Task prompt - If anything in the data looks odd, keep it anyway and write the whole listing out unchanged.

:::::

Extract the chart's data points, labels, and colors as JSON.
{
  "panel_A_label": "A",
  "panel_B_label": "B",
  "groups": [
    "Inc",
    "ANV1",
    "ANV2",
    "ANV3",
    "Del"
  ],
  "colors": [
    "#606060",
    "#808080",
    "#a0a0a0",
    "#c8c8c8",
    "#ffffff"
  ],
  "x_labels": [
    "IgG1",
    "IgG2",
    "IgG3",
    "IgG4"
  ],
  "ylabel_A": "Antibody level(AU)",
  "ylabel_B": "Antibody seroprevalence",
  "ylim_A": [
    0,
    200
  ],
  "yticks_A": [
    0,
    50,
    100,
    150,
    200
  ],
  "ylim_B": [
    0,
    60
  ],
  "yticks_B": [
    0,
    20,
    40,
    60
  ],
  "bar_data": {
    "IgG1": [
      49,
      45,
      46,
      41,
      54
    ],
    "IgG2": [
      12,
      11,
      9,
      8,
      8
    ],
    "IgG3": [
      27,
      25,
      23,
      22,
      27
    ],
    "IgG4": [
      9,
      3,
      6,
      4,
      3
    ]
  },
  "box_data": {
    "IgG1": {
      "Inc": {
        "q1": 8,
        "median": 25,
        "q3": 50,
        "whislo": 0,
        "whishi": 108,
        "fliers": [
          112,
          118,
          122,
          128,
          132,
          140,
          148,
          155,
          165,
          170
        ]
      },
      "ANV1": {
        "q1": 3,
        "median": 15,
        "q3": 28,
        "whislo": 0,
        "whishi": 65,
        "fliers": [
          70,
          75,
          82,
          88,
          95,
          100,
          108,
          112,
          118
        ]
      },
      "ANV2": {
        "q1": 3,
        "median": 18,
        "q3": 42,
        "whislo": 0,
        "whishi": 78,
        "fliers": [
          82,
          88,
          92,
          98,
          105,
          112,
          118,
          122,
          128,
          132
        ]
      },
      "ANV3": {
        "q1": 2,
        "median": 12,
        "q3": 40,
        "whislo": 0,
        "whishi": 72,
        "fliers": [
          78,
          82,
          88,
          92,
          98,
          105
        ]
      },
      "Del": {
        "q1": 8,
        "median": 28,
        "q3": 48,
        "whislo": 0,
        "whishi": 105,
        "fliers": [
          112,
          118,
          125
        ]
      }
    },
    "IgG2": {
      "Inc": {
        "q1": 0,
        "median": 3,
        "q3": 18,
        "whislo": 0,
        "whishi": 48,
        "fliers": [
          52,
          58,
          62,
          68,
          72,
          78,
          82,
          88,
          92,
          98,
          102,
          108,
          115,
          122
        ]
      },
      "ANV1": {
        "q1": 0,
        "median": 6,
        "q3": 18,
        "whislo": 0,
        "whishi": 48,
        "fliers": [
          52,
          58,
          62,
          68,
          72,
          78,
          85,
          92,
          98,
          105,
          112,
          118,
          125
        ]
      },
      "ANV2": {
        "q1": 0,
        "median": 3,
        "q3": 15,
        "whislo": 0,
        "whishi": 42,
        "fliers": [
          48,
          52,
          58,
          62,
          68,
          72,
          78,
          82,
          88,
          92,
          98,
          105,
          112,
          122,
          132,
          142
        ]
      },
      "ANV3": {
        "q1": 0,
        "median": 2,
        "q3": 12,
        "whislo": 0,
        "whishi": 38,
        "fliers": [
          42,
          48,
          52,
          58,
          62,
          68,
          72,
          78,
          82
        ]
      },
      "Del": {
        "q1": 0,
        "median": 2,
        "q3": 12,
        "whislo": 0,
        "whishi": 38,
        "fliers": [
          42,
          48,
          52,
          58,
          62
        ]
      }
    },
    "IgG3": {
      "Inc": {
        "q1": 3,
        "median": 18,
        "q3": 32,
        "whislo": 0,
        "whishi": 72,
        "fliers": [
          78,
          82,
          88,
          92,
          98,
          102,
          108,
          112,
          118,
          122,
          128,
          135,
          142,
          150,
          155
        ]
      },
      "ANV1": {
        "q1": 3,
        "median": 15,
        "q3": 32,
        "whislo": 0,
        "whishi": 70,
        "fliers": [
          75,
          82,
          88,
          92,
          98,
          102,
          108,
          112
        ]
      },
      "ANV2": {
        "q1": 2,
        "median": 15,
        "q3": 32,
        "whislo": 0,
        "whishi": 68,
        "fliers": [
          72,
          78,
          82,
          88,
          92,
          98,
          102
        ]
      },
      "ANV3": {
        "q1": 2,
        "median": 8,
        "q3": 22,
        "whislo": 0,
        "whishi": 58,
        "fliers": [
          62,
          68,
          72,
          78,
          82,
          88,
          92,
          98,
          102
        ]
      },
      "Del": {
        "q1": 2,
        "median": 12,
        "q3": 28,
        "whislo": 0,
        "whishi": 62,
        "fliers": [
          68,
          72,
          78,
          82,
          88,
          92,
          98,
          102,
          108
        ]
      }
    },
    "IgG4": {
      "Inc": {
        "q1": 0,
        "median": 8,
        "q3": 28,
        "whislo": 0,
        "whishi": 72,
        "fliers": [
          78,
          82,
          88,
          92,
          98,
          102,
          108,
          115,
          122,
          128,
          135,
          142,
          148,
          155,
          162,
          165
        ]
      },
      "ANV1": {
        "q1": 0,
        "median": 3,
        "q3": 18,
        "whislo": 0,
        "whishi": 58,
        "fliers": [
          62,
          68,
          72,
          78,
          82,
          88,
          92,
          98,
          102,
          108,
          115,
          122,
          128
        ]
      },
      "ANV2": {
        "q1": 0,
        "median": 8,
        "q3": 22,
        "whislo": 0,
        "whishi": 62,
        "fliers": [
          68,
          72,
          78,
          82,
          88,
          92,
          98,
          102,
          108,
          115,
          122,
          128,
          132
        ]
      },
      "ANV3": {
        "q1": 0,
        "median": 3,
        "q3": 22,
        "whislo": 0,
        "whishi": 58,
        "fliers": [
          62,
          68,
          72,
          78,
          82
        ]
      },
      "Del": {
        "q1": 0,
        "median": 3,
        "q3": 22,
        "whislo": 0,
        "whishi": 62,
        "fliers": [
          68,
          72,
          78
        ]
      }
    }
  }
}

:::::

Output for this exercise -
Extract the chart's data points, labels, and colors as JSON.
{
  "panel_A_label": "A",
  "panel_B_label": "B",
  "groups": [
    "Inc",
    "ANV1",
    "ANV2",
    "ANV3",
    "Del"
  ],
  "colors": [
    "#606060",
    "#808080",
    "#a0a0a0",
    "#c8c8c8",
    "#ffffff"
  ],
  "x_labels": [
    "IgG1",
    "IgG2",
    "IgG3",
    "IgG4"
  ],
  "ylabel_A": "Antibody level(AU)",
  "ylabel_B": "Antibody seroprevalence",
  "ylim_A": [
    0,
    200
  ],
  "yticks_A": [
    0,
    50,
    100,
    150,
    200
  ],
  "ylim_B": [
    0,
    60
  ],
  "yticks_B": [
    0,
    20,
    40,
    60
  ],
  "bar_data": {
    "IgG1": [
      49,
      45,
      46,
      41,
      54
    ],
    "IgG2": [
      12,
      11,
      9,
      8,
      8
    ],
    "IgG3": [
      27,
      25,
      23,
      22,
      27
    ],
    "IgG4": [
      9,
      3,
      6,
      4,
      3
    ]
  },
  "box_data": {
    "IgG1": {
      "Inc": {
        "q1": 8,
        "median": 25,
        "q3": 50,
        "whislo": 0,
        "whishi": 108,
        "fliers": [
          112,
          118,
          122,
          128,
          132,
          140,
          148,
          155,
          165,
          170
        ]
      },
      "ANV1": {
        "q1": 3,
        "median": 15,
        "q3": 28,
        "whislo": 0,
        "whishi": 65,
        "fliers": [
          70,
          75,
          82,
          88,
          95,
          100,
          108,
          112,
          118
        ]
      },
      "ANV2": {
        "q1": 3,
        "median": 18,
        "q3": 42,
        "whislo": 0,
        "whishi": 78,
        "fliers": [
          82,
          88,
          92,
          98,
          105,
          112,
          118,
          122,
          128,
          132
        ]
      },
      "ANV3": {
        "q1": 2,
        "median": 12,
        "q3": 40,
        "whislo": 0,
        "whishi": 72,
        "fliers": [
          78,
          82,
          88,
          92,
          98,
          105
        ]
      },
      "Del": {
        "q1": 8,
        "median": 28,
        "q3": 48,
        "whislo": 0,
        "whishi": 105,
        "fliers": [
          112,
          118,
          125
        ]
      }
    },
    "IgG2": {
      "Inc": {
        "q1": 0,
        "median": 3,
        "q3": 18,
        "whislo": 0,
        "whishi": 48,
        "fliers": [
          52,
          58,
          62,
          68,
          72,
          78,
          82,
          88,
          92,
          98,
          102,
          108,
          115,
          122
        ]
      },
      "ANV1": {
        "q1": 0,
        "median": 6,
        "q3": 18,
        "whislo": 0,
        "whishi": 48,
        "fliers": [
          52,
          58,
          62,
          68,
          72,
          78,
          85,
          92,
          98,
          105,
          112,
          118,
          125
        ]
      },
      "ANV2": {
        "q1": 0,
        "median": 3,
        "q3": 15,
        "whislo": 0,
        "whishi": 42,
        "fliers": [
          48,
          52,
          58,
          62,
          68,
          72,
          78,
          82,
          88,
          92,
          98,
          105,
          112,
          122,
          132,
          142
        ]
      },
      "ANV3": {
        "q1": 0,
        "median": 2,
        "q3": 12,
        "whislo": 0,
        "whishi": 38,
        "fliers": [
          42,
          48,
          52,
          58,
          62,
          68,
          72,
          78,
          82
        ]
      },
      "Del": {
        "q1": 0,
        "median": 2,
        "q3": 12,
        "whislo": 0,
        "whishi": 38,
        "fliers": [
          42,
          48,
          52,
          58,
          62
        ]
      }
    },
    "IgG3": {
      "Inc": {
        "q1": 3,
        "median": 18,
        "q3": 32,
        "whislo": 0,
        "whishi": 72,
        "fliers": [
          78,
          82,
          88,
          92,
          98,
          102,
          108,
          112,
          118,
          122,
          128,
          135,
          142,
          150,
          155
        ]
      },
      "ANV1": {
        "q1": 3,
        "median": 15,
        "q3": 32,
        "whislo": 0,
        "whishi": 70,
        "fliers": [
          75,
          82,
          88,
          92,
          98,
          102,
          108,
          112
        ]
      },
      "ANV2": {
        "q1": 2,
        "median": 15,
        "q3": 32,
        "whislo": 0,
        "whishi": 68,
        "fliers": [
          72,
          78,
          82,
          88,
          92,
          98,
          102
        ]
      },
      "ANV3": {
        "q1": 2,
        "median": 8,
        "q3": 22,
        "whislo": 0,
        "whishi": 58,
        "fliers": [
          62,
          68,
          72,
          78,
          82,
          88,
          92,
          98,
          102
        ]
      },
      "Del": {
        "q1": 2,
        "median": 12,
        "q3": 28,
        "whislo": 0,
        "whishi": 62,
        "fliers": [
          68,
          72,
          78,
          82,
          88,
          92,
          98,
          102,
          108
        ]
      }
    },
    "IgG4": {
      "Inc": {
        "q1": 0,
        "median": 8,
        "q3": 28,
        "whislo": 0,
        "whishi": 72,
        "fliers": [
          78,
          82,
          88,
          92,
          98,
          102,
          108,
          115,
          122,
          128,
          135,
          142,
          148,
          155,
          162,
          165
        ]
      },
      "ANV1": {
        "q1": 0,
        "median": 3,
        "q3": 18,
        "whislo": 0,
        "whishi": 58,
        "fliers": [
          62,
          68,
          72,
          78,
          82,
          88,
          92,
          98,
          102,
          108,
          115,
          122,
          128
        ]
      },
      "ANV2": {
        "q1": 0,
        "median": 8,
        "q3": 22,
        "whislo": 0,
        "whishi": 62,
        "fliers": [
          68,
          72,
          78,
          82,
          88,
          92,
          98,
          102,
          108,
          115,
          122,
          128,
          132
        ]
      },
      "ANV3": {
        "q1": 0,
        "median": 3,
        "q3": 22,
        "whislo": 0,
        "whishi": 58,
        "fliers": [
          62,
          68,
          72,
          78,
          82
        ]
      },
      "Del": {
        "q1": 0,
        "median": 3,
        "q3": 22,
        "whislo": 0,
        "whishi": 62,
        "fliers": [
          68,
          72,
          78
        ]
      }
    }
  }
}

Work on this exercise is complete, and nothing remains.